» GIVEN PROBLEM
Copy the entries below word for word, from the first line through the line containing "year-value: 90 630,00 bbox=[1269, 146, 1294, 230]".

» RECORDS SUPPLIED
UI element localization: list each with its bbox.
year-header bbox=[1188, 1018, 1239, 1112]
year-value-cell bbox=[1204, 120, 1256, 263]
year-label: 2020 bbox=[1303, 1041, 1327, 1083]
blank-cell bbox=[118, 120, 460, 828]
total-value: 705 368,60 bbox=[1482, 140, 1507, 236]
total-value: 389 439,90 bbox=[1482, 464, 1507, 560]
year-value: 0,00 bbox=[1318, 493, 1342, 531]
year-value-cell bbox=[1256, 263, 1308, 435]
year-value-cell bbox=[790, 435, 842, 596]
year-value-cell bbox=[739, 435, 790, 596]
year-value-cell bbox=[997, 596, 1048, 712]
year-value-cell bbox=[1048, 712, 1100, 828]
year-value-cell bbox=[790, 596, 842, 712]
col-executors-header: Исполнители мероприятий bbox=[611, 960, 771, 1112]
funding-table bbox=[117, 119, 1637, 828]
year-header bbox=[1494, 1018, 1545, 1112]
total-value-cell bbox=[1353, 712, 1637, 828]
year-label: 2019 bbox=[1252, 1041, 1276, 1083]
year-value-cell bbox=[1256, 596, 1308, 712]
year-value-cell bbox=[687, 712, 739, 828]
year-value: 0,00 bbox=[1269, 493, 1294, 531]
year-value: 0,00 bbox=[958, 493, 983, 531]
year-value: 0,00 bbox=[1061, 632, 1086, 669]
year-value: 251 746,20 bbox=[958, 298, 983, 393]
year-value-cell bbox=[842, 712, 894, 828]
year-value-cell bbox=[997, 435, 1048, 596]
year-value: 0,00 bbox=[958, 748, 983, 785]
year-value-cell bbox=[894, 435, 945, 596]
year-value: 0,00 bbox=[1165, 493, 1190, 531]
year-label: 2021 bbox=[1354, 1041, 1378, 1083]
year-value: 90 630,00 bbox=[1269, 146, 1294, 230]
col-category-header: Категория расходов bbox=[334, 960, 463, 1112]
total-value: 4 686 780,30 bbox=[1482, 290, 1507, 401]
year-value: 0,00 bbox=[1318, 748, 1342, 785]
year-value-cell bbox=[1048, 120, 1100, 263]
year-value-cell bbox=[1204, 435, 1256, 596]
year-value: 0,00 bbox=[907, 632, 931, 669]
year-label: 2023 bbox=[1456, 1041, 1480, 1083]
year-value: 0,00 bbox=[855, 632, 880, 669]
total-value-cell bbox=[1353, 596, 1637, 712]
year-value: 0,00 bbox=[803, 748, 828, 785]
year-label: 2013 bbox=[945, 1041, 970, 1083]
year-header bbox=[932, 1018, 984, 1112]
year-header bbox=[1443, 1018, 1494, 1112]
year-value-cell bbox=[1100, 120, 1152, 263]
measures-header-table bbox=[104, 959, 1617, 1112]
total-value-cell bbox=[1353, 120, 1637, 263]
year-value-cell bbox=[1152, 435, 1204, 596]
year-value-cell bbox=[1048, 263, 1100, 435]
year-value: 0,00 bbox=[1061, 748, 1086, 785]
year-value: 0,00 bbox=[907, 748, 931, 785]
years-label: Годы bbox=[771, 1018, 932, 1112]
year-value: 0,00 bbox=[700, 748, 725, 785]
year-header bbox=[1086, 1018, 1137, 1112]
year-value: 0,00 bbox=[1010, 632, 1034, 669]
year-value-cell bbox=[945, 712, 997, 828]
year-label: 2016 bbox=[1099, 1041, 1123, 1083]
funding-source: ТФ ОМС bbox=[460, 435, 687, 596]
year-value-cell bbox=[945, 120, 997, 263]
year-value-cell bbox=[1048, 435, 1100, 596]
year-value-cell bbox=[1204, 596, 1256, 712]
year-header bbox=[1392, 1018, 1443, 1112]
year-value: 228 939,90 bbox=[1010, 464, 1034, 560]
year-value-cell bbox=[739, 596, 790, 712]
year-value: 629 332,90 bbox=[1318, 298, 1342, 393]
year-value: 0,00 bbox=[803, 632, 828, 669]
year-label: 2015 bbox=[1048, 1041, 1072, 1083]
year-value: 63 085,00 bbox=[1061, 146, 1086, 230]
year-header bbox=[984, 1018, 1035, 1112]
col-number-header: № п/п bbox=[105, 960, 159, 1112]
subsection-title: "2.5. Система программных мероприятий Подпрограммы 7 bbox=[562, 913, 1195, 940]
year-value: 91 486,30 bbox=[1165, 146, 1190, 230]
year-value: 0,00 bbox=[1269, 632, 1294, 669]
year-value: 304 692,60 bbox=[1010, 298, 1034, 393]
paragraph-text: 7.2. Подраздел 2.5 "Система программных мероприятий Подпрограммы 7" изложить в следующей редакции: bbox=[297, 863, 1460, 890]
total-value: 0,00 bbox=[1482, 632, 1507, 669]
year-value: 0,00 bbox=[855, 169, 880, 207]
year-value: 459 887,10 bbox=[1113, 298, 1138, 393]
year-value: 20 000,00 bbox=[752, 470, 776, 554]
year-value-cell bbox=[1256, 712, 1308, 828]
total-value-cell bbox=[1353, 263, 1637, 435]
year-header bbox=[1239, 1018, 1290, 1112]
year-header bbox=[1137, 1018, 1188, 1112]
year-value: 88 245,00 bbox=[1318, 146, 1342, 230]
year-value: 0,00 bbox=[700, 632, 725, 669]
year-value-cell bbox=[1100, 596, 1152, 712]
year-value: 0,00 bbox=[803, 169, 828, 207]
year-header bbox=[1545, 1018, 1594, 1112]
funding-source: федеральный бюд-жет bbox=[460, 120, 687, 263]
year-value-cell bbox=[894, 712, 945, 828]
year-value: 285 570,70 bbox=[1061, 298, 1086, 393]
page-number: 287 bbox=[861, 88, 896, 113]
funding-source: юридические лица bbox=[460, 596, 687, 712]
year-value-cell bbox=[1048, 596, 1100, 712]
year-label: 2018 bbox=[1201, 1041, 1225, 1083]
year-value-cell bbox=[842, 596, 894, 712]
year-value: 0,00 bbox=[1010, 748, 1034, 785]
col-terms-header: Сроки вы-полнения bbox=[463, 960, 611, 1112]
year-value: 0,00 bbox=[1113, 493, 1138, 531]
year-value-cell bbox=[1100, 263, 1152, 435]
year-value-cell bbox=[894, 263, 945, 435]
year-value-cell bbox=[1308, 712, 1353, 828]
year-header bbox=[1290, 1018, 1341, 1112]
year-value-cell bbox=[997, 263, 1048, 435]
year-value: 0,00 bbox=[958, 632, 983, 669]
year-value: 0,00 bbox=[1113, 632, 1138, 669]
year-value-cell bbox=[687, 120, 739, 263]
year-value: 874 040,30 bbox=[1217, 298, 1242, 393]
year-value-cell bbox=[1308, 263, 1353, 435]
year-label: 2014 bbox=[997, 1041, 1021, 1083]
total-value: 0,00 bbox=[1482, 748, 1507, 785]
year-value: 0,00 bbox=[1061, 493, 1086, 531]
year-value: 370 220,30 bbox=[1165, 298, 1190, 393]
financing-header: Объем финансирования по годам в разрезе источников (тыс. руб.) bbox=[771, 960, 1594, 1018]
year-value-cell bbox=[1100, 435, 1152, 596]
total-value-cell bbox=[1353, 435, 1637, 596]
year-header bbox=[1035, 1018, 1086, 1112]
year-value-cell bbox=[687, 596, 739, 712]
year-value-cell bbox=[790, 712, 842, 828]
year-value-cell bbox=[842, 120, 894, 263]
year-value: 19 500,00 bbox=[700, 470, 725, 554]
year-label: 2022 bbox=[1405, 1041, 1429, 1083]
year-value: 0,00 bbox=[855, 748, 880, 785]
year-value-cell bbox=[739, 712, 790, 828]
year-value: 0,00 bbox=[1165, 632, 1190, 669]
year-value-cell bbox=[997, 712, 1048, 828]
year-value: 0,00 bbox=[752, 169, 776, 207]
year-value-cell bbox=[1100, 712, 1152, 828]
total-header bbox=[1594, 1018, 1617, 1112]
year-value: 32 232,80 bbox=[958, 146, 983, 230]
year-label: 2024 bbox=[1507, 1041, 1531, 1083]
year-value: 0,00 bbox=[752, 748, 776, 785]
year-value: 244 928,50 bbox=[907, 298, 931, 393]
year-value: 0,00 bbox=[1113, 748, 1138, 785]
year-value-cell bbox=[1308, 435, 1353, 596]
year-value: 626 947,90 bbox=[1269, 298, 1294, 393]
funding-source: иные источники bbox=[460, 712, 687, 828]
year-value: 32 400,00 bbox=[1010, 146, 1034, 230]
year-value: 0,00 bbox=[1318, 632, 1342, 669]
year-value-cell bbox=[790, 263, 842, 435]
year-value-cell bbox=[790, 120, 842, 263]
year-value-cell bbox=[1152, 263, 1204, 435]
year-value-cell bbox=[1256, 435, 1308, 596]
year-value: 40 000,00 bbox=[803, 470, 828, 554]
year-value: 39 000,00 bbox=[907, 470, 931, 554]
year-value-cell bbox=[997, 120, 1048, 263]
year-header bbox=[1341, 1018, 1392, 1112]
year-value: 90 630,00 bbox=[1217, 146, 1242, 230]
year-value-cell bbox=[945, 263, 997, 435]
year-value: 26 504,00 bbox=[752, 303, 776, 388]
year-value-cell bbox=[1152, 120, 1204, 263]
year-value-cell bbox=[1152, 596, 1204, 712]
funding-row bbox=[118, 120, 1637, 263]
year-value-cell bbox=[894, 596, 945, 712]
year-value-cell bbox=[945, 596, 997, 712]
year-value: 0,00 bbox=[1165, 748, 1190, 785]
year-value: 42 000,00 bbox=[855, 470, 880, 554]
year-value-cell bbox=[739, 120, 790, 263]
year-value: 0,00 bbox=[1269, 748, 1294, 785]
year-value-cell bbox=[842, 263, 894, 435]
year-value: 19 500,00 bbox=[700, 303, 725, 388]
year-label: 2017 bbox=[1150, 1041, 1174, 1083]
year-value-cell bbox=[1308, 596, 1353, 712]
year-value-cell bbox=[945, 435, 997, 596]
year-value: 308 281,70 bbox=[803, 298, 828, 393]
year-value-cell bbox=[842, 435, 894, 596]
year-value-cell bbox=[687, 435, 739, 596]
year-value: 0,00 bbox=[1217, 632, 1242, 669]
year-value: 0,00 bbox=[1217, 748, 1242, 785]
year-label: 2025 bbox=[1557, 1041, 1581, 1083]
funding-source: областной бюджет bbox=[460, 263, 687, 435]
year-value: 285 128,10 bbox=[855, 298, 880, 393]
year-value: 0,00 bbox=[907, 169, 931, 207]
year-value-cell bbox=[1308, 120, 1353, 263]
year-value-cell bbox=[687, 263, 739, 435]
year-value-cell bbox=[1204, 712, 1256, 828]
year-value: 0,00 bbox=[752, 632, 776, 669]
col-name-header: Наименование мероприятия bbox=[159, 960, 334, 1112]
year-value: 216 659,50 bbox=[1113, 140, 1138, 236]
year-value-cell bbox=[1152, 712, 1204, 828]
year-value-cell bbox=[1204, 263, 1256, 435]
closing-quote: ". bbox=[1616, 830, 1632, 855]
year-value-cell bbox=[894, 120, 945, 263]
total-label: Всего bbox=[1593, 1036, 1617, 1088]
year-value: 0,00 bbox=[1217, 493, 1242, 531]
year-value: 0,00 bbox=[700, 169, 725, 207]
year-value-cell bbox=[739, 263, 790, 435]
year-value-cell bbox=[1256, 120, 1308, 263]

» ANSWER TO THE PROBLEM
UI element localization: list each with its bbox.
year-header bbox=[1188, 1018, 1239, 1112]
year-value-cell bbox=[1204, 120, 1256, 263]
year-label: 2020 bbox=[1303, 1041, 1327, 1083]
blank-cell bbox=[118, 120, 460, 828]
total-value: 705 368,60 bbox=[1482, 140, 1507, 236]
total-value: 389 439,90 bbox=[1482, 464, 1507, 560]
year-value: 0,00 bbox=[1318, 493, 1342, 531]
year-value-cell bbox=[1256, 263, 1308, 435]
year-value-cell bbox=[790, 435, 842, 596]
year-value-cell bbox=[739, 435, 790, 596]
year-value-cell bbox=[997, 596, 1048, 712]
year-value-cell bbox=[1048, 712, 1100, 828]
year-value-cell bbox=[790, 596, 842, 712]
col-executors-header: Исполнители мероприятий bbox=[611, 960, 771, 1112]
funding-table bbox=[117, 119, 1637, 828]
year-header bbox=[1494, 1018, 1545, 1112]
total-value-cell bbox=[1353, 712, 1637, 828]
year-label: 2019 bbox=[1252, 1041, 1276, 1083]
year-value-cell bbox=[1256, 596, 1308, 712]
year-value-cell bbox=[687, 712, 739, 828]
year-value: 0,00 bbox=[1269, 493, 1294, 531]
year-value: 0,00 bbox=[958, 493, 983, 531]
year-value: 0,00 bbox=[1061, 632, 1086, 669]
year-value: 251 746,20 bbox=[958, 298, 983, 393]
year-value-cell bbox=[842, 712, 894, 828]
year-value-cell bbox=[997, 435, 1048, 596]
year-value: 0,00 bbox=[958, 748, 983, 785]
year-value-cell bbox=[894, 435, 945, 596]
year-value: 0,00 bbox=[1165, 493, 1190, 531]
year-label: 2021 bbox=[1354, 1041, 1378, 1083]
year-value: 90 630,00 bbox=[1269, 146, 1294, 230]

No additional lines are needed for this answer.